─── DATA FOR THIS EXERCISE

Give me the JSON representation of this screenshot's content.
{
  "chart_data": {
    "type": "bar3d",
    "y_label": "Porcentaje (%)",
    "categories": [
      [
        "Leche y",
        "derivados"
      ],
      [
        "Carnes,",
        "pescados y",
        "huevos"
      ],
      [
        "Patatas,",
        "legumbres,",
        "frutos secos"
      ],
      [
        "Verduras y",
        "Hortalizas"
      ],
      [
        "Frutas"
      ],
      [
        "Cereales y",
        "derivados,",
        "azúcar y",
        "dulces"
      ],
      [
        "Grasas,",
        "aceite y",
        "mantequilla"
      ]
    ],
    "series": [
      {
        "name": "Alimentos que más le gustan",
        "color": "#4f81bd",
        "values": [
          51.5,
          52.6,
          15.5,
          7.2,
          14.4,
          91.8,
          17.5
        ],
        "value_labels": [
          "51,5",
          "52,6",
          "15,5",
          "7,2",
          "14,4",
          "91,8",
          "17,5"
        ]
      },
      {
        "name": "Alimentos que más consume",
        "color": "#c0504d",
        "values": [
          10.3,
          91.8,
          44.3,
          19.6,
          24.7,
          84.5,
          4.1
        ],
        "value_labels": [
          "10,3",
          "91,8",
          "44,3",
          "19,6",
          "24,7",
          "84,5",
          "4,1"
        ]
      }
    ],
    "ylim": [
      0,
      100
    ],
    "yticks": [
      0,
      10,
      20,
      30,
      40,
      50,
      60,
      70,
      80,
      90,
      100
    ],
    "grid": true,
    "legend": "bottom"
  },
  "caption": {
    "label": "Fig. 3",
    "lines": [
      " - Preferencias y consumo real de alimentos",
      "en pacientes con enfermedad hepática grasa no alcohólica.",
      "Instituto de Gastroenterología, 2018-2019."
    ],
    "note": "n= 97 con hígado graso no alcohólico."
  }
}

──────

Extract all lines of the records above that include "name".

→ **EXERCISE RESPONSE**:
        "name": "Alimentos que más le gustan",
        "name": "Alimentos que más consume",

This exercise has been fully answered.